## Work to do
Retype all of the listing exactly, passing over any picture you find.

## Extracted records
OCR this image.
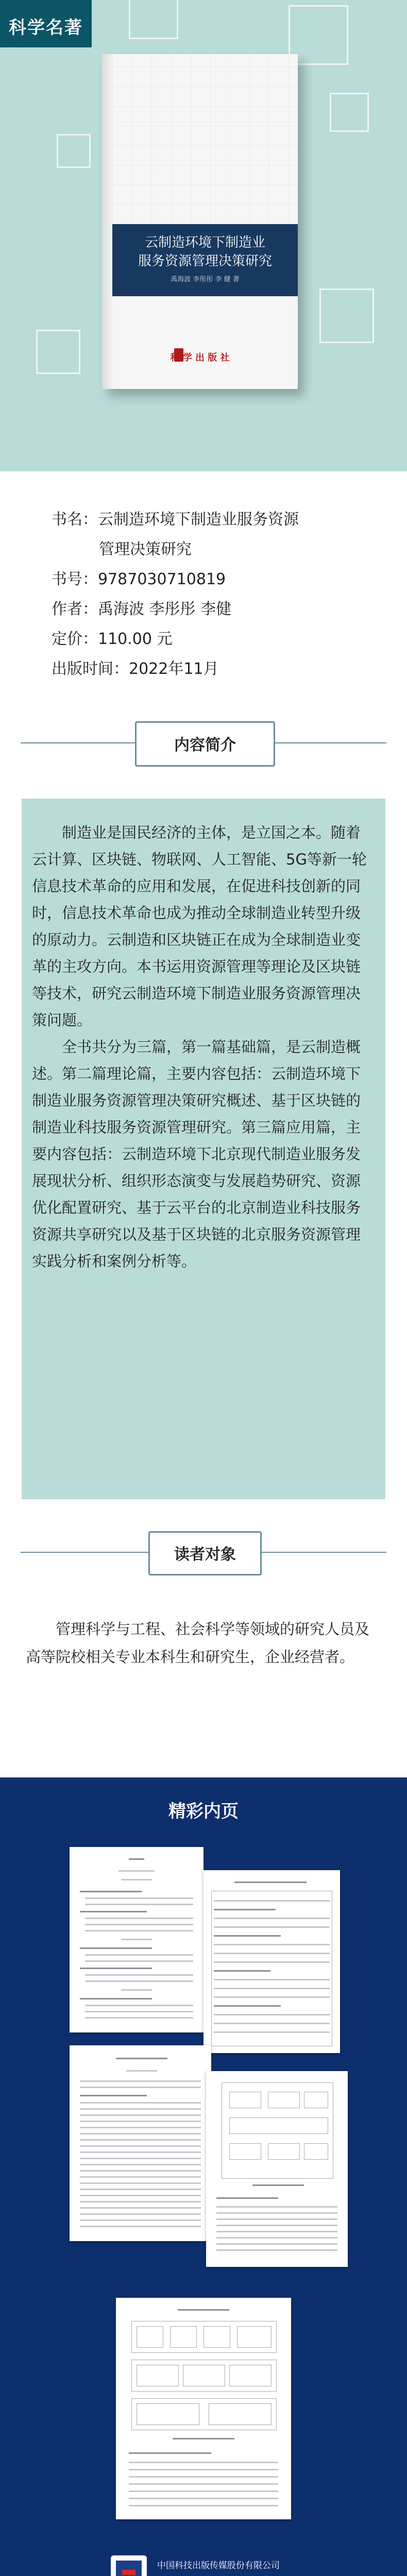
科学名著
云制造环境下制造业
服务资源管理决策研究
禹海波 李彤彤 李 健 著
科 学 出 版 社
书名：云制造环境下制造业服务资源
管理决策研究
书号：9787030710819
作者：禹海波 李彤彤 李健
定价：110.00 元
出版时间：2022年11月
内容简介

制造业是国民经济的主体，是立国之本。随着云计算、区块链、物联网、人工智能、5G等新一轮信息技术革命的应用和发展，在促进科技创新的同时，信息技术革命也成为推动全球制造业转型升级的原动力。云制造和区块链正在成为全球制造业变革的主攻方向。本书运用资源管理等理论及区块链等技术，研究云制造环境下制造业服务资源管理决策问题。

全书共分为三篇，第一篇基础篇，是云制造概述。第二篇理论篇，主要内容包括：云制造环境下制造业服务资源管理决策研究概述、基于区块链的制造业科技服务资源管理研究。第三篇应用篇，主要内容包括：云制造环境下北京现代制造业服务发展现状分析、组织形态演变与发展趋势研究、资源优化配置研究、基于云平台的北京制造业科技服务资源共享研究以及基于区块链的北京服务资源管理实践分析和案例分析等。

读者对象
管理科学与工程、社会科学等领域的研究人员及高等院校相关专业本科生和研究生，企业经营者。
精彩内页
中国科技出版传媒股份有限公司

## Written response
OCR this image.
科学名著
云制造环境下制造业
服务资源管理决策研究
禹海波 李彤彤 李 健 著
科 学 出 版 社
书名：云制造环境下制造业服务资源
管理决策研究
书号：9787030710819
作者：禹海波 李彤彤 李健
定价：110.00 元
出版时间：2022年11月
内容简介

制造业是国民经济的主体，是立国之本。随着云计算、区块链、物联网、人工智能、5G等新一轮信息技术革命的应用和发展，在促进科技创新的同时，信息技术革命也成为推动全球制造业转型升级的原动力。云制造和区块链正在成为全球制造业变革的主攻方向。本书运用资源管理等理论及区块链等技术，研究云制造环境下制造业服务资源管理决策问题。

全书共分为三篇，第一篇基础篇，是云制造概述。第二篇理论篇，主要内容包括：云制造环境下制造业服务资源管理决策研究概述、基于区块链的制造业科技服务资源管理研究。第三篇应用篇，主要内容包括：云制造环境下北京现代制造业服务发展现状分析、组织形态演变与发展趋势研究、资源优化配置研究、基于云平台的北京制造业科技服务资源共享研究以及基于区块链的北京服务资源管理实践分析和案例分析等。

读者对象
管理科学与工程、社会科学等领域的研究人员及高等院校相关专业本科生和研究生，企业经营者。
精彩内页
中国科技出版传媒股份有限公司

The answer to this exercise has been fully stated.